- [SET EXERCISE]: Look through the data below. Collect every line where the word "Резервный" occurs.

[Data extracted from a collection]
>>>>>
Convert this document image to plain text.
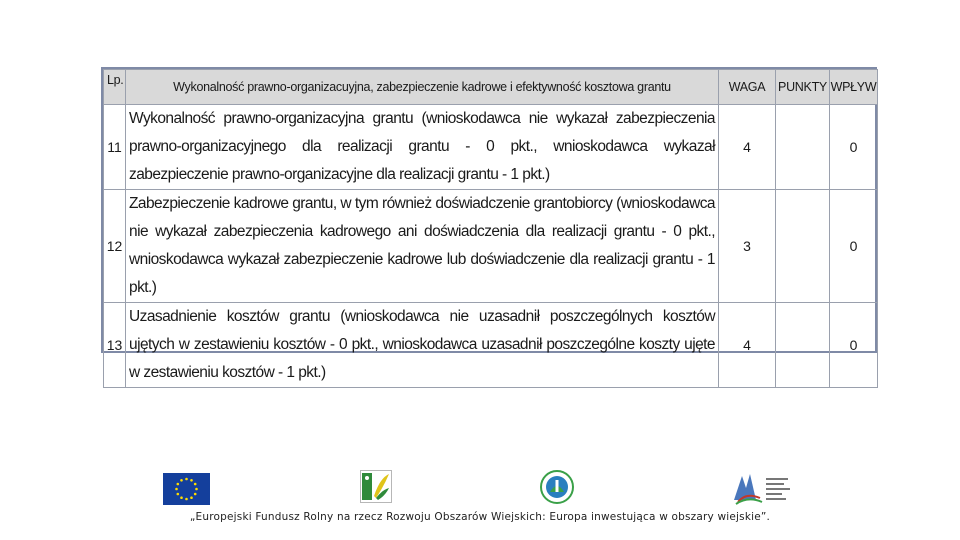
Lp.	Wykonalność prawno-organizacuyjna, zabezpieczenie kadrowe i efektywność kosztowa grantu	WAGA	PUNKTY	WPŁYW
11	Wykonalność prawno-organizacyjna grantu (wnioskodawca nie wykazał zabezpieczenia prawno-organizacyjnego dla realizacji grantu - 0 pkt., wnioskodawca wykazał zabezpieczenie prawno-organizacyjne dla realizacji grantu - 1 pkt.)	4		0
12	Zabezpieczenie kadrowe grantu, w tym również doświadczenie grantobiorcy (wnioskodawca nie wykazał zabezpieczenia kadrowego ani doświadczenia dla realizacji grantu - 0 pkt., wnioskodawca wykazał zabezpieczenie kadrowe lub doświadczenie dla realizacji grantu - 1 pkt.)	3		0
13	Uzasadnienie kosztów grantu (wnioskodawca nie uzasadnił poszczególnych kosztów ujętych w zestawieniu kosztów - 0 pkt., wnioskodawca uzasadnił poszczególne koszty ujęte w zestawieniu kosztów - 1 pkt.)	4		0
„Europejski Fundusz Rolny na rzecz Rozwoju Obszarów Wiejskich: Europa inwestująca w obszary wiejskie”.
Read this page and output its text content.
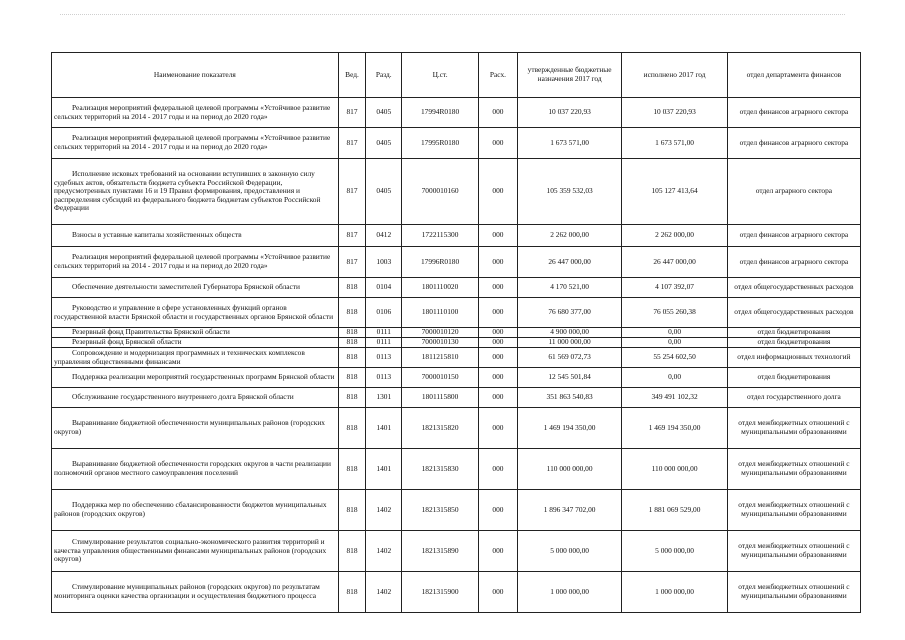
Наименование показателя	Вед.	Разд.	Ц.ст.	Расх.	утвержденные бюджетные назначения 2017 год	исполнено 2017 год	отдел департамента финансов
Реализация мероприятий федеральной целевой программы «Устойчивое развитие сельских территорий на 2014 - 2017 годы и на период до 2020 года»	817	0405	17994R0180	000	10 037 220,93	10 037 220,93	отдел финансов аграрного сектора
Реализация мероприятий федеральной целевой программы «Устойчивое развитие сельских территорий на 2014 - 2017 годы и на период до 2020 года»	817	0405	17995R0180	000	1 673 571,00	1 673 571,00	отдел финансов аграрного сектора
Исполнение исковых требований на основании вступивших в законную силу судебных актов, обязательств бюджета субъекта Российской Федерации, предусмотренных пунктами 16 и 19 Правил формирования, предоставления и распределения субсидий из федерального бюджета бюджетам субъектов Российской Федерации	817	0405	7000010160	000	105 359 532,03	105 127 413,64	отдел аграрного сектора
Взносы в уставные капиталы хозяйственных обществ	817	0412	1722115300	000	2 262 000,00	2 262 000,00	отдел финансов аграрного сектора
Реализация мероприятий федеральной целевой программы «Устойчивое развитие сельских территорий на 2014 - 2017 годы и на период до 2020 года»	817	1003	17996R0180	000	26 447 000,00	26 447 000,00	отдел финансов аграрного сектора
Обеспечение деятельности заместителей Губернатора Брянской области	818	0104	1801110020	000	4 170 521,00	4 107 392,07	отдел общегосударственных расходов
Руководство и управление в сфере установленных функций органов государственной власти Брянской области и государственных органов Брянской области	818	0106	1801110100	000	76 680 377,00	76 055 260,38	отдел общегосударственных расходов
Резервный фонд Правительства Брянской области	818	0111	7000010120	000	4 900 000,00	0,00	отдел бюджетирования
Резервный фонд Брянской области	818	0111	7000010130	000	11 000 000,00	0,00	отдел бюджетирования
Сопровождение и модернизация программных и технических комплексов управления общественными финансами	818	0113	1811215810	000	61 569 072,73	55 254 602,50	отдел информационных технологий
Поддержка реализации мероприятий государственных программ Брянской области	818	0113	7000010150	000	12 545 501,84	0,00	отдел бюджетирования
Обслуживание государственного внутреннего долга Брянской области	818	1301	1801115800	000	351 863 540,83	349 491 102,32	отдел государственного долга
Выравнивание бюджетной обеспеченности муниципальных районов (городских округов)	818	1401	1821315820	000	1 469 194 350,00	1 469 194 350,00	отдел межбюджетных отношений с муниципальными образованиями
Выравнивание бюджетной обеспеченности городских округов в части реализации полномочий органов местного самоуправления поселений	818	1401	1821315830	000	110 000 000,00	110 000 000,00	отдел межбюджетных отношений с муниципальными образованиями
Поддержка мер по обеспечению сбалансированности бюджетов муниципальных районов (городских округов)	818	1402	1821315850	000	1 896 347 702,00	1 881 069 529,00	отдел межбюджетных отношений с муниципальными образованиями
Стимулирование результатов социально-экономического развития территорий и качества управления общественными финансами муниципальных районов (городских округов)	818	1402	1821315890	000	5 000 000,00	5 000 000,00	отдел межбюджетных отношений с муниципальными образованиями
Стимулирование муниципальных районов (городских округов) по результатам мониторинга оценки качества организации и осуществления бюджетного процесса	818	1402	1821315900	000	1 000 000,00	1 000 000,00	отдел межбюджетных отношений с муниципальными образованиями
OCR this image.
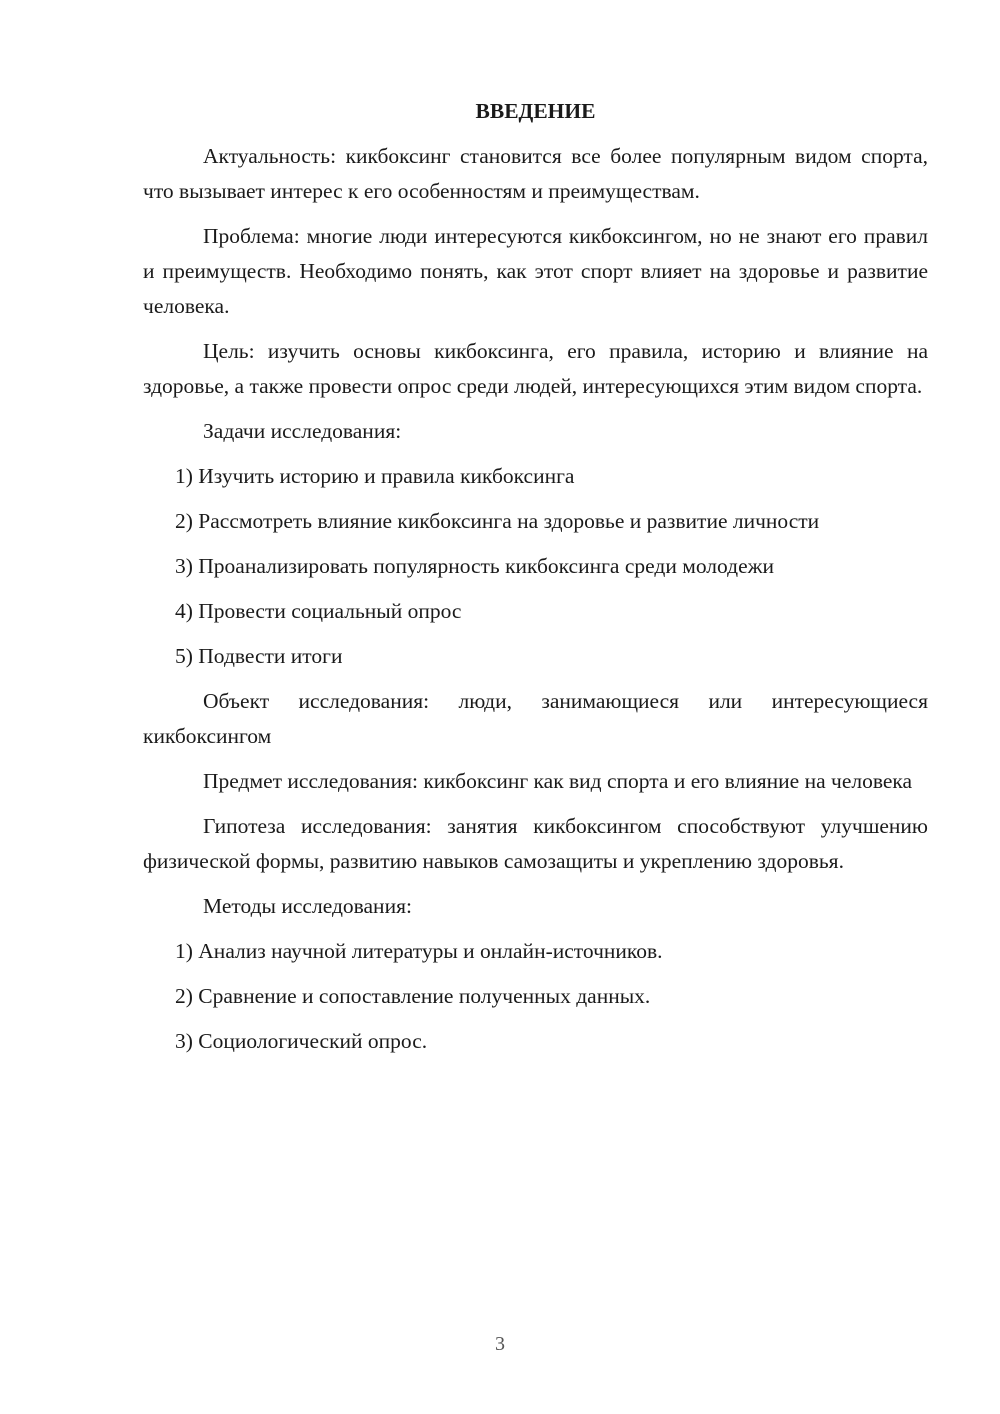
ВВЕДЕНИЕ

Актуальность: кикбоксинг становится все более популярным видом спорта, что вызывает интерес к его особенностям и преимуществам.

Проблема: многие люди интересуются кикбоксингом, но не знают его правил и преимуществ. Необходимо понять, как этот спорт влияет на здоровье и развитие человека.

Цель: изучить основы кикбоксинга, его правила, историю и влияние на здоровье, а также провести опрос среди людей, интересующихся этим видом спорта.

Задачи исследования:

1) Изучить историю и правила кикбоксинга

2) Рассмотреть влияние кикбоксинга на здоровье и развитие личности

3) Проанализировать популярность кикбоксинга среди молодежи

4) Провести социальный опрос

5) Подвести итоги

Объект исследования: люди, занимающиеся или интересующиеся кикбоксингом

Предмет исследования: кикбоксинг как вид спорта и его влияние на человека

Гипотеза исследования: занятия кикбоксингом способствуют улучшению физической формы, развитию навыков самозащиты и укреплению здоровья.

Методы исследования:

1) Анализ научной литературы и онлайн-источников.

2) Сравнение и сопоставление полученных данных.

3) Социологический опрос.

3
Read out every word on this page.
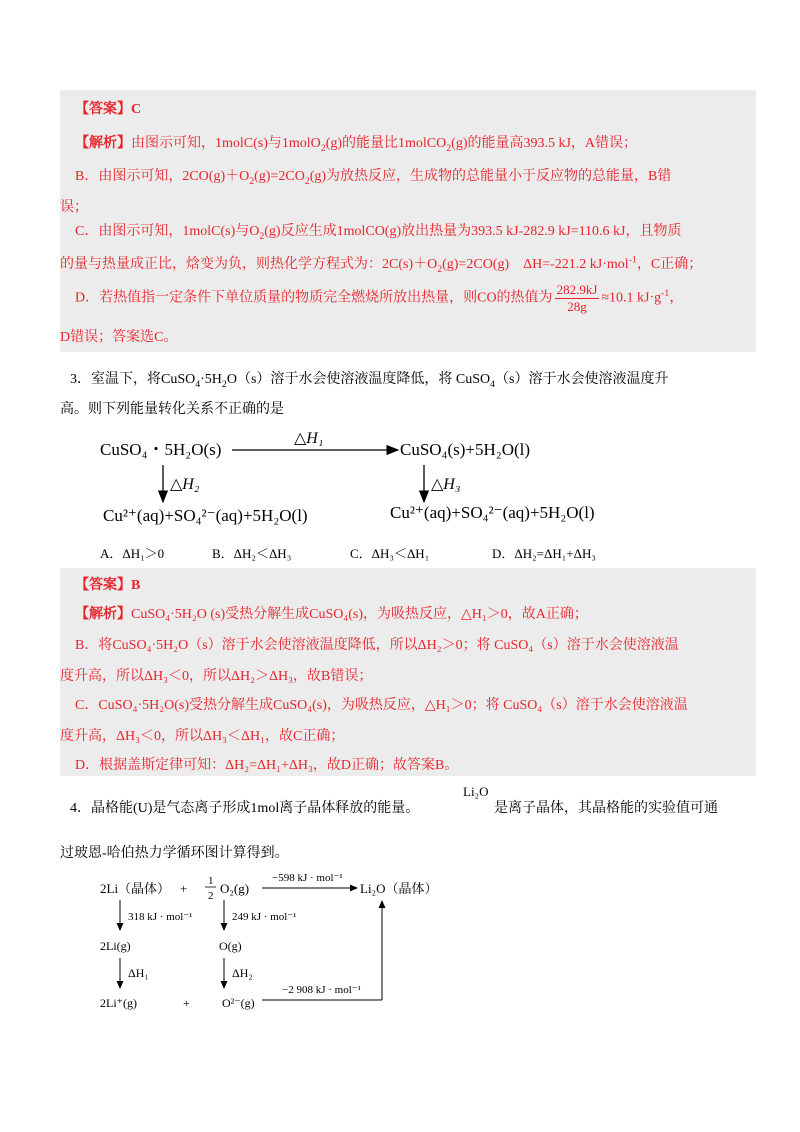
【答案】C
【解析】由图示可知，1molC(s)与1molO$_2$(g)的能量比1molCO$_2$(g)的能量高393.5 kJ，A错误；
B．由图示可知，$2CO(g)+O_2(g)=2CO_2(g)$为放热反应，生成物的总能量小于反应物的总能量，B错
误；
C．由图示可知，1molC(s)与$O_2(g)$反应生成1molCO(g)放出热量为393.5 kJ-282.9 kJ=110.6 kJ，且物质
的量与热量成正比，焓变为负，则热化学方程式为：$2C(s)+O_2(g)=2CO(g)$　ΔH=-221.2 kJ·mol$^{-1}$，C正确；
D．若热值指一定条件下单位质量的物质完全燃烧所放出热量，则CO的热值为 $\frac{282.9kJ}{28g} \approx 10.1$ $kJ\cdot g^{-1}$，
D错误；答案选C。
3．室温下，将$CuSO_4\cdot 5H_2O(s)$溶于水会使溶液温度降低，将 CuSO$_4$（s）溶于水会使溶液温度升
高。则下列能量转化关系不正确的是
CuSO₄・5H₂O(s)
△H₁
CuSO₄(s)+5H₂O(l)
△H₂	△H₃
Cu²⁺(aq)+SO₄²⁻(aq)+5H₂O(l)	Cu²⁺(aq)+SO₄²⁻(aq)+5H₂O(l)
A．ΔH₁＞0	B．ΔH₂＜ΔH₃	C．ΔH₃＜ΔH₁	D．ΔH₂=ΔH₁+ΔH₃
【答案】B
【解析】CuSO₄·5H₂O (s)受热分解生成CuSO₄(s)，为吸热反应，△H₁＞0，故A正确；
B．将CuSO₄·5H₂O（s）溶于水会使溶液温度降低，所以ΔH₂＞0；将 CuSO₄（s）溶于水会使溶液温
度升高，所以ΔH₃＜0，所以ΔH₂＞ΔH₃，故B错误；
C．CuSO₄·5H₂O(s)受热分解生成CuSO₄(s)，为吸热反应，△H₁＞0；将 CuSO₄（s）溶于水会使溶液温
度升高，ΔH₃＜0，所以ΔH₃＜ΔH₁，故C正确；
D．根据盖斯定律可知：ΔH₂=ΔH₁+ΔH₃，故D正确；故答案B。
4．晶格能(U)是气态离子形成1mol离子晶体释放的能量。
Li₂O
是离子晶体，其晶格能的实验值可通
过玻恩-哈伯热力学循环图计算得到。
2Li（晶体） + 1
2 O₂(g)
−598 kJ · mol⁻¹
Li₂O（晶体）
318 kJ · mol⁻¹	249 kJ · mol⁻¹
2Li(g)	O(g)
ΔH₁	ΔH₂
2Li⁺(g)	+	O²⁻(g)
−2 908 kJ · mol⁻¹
<<<<<
- [EXERCISE RESULT]:
Резервный фонд Правительства Брянской области	818	0111	7000010120	000	4 900 000,00	0,00	отдел бюджетирования
Резервный фонд Брянской области	818	0111	7000010130	000	11 000 000,00	0,00	отдел бюджетирования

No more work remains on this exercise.